Start of Dataset content

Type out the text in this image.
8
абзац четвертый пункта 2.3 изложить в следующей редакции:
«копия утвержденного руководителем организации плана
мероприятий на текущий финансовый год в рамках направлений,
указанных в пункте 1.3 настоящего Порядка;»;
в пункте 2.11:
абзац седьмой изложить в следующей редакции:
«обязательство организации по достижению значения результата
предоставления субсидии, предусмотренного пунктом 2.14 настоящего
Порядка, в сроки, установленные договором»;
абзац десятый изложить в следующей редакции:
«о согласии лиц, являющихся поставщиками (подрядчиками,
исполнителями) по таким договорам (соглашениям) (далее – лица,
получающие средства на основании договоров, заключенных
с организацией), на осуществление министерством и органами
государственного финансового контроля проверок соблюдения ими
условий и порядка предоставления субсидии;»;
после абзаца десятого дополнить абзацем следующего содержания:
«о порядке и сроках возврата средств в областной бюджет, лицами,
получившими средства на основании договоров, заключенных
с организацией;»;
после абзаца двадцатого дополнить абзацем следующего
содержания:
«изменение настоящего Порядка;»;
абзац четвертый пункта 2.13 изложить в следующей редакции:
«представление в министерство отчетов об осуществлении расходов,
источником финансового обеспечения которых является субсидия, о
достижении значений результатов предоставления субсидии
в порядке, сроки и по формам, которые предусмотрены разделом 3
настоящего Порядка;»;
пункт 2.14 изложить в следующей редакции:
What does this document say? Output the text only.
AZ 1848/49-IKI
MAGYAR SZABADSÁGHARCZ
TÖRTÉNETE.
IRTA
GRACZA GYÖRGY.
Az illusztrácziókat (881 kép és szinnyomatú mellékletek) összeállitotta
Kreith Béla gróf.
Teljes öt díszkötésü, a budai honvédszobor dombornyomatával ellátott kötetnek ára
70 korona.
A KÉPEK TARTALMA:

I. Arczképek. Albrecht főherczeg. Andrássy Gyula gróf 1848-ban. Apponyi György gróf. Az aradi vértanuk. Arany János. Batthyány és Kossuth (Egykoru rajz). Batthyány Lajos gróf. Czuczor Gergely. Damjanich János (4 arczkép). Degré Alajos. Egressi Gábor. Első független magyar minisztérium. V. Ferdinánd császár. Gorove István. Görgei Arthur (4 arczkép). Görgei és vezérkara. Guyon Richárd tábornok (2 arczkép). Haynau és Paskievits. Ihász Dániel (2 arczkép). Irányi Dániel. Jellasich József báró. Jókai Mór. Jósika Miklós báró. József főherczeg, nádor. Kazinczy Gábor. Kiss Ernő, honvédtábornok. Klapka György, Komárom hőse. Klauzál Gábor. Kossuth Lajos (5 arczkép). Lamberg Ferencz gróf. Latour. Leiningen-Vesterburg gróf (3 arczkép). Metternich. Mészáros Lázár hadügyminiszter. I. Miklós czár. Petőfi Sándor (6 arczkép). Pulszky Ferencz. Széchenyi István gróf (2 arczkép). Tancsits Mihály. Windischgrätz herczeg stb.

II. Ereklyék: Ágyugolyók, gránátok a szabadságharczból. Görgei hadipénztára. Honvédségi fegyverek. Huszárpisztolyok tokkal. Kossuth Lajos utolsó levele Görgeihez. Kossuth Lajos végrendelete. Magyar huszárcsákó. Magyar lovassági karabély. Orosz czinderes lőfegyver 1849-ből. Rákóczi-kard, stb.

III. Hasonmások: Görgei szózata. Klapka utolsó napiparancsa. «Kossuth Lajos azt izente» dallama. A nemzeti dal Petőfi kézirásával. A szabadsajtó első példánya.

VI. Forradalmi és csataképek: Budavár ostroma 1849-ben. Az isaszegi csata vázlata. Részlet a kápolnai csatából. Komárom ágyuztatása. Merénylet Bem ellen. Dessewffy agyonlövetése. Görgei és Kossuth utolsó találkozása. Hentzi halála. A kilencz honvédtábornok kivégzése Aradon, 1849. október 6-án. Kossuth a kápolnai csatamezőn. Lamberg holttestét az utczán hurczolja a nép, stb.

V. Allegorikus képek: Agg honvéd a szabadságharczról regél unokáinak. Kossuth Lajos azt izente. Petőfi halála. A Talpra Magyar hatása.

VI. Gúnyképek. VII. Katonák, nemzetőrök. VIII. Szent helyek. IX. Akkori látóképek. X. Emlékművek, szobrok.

End of Dataset content
Start of Dataset content

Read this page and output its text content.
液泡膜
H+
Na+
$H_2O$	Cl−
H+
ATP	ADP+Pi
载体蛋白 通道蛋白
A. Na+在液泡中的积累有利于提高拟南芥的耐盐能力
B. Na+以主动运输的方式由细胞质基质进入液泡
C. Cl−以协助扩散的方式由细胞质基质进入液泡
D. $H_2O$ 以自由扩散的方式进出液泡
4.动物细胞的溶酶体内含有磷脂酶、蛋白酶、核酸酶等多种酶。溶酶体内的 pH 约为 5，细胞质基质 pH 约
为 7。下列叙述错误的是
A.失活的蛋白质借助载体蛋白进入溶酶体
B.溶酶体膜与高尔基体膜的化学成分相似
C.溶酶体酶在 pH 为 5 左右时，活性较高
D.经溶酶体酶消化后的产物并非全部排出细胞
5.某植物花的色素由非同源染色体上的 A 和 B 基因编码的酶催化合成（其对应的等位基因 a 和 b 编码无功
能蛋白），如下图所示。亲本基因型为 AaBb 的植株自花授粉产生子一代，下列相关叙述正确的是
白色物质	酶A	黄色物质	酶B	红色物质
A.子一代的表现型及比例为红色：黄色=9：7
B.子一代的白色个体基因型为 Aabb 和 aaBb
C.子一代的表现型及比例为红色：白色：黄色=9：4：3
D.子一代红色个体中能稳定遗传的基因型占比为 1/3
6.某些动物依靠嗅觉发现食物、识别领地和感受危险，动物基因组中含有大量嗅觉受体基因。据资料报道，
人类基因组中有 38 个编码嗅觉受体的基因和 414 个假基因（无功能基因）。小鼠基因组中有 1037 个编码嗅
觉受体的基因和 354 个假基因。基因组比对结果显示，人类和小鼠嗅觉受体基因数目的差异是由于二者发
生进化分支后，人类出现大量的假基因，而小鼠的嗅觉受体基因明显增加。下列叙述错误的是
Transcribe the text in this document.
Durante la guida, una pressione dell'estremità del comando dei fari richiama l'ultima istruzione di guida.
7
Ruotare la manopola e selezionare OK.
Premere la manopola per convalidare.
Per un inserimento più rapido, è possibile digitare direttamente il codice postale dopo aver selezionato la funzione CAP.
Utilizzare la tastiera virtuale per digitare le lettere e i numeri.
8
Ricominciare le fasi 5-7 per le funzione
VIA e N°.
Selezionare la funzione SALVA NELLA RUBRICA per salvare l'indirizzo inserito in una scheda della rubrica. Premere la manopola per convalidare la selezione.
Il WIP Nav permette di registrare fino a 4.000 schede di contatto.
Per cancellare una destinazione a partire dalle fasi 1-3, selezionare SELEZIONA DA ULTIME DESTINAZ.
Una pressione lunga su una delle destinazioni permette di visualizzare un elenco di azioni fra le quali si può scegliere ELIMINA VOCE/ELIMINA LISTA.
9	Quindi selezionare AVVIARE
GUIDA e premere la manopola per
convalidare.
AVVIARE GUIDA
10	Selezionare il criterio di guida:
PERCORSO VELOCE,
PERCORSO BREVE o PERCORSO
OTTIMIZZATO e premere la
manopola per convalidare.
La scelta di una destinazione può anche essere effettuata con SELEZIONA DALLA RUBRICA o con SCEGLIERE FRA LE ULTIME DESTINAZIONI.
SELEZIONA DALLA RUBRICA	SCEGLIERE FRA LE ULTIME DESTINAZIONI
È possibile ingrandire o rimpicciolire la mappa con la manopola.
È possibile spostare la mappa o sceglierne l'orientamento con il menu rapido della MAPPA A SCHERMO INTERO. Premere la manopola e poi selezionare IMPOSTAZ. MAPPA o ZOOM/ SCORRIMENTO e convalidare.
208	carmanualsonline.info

End of Dataset content

### Stated problem
Go through the records and show every line with the string "honvédtábornok" in it.

### Result for this exercise
I. Arczképek. Albrecht főherczeg. Andrássy Gyula gróf 1848-ban. Apponyi György gróf. Az aradi vértanuk. Arany János. Batthyány és Kossuth (Egykoru rajz). Batthyány Lajos gróf. Czuczor Gergely. Damjanich János (4 arczkép). Degré Alajos. Egressi Gábor. Első független magyar minisztérium. V. Ferdinánd császár. Gorove István. Görgei Arthur (4 arczkép). Görgei és vezérkara. Guyon Richárd tábornok (2 arczkép). Haynau és Paskievits. Ihász Dániel (2 arczkép). Irányi Dániel. Jellasich József báró. Jókai Mór. Jósika Miklós báró. József főherczeg, nádor. Kazinczy Gábor. Kiss Ernő, honvédtábornok. Klapka György, Komárom hőse. Klauzál Gábor. Kossuth Lajos (5 arczkép). Lamberg Ferencz gróf. Latour. Leiningen-Vesterburg gróf (3 arczkép). Metternich. Mészáros Lázár hadügyminiszter. I. Miklós czár. Petőfi Sándor (6 arczkép). Pulszky Ferencz. Széchenyi István gróf (2 arczkép). Tancsits Mihály. Windischgrätz herczeg stb.
VI. Forradalmi és csataképek: Budavár ostroma 1849-ben. Az isaszegi csata vázlata. Részlet a kápolnai csatából. Komárom ágyuztatása. Merénylet Bem ellen. Dessewffy agyonlövetése. Görgei és Kossuth utolsó találkozása. Hentzi halála. A kilencz honvédtábornok kivégzése Aradon, 1849. október 6-án. Kossuth a kápolnai csatamezőn. Lamberg holttestét az utczán hurczolja a nép, stb.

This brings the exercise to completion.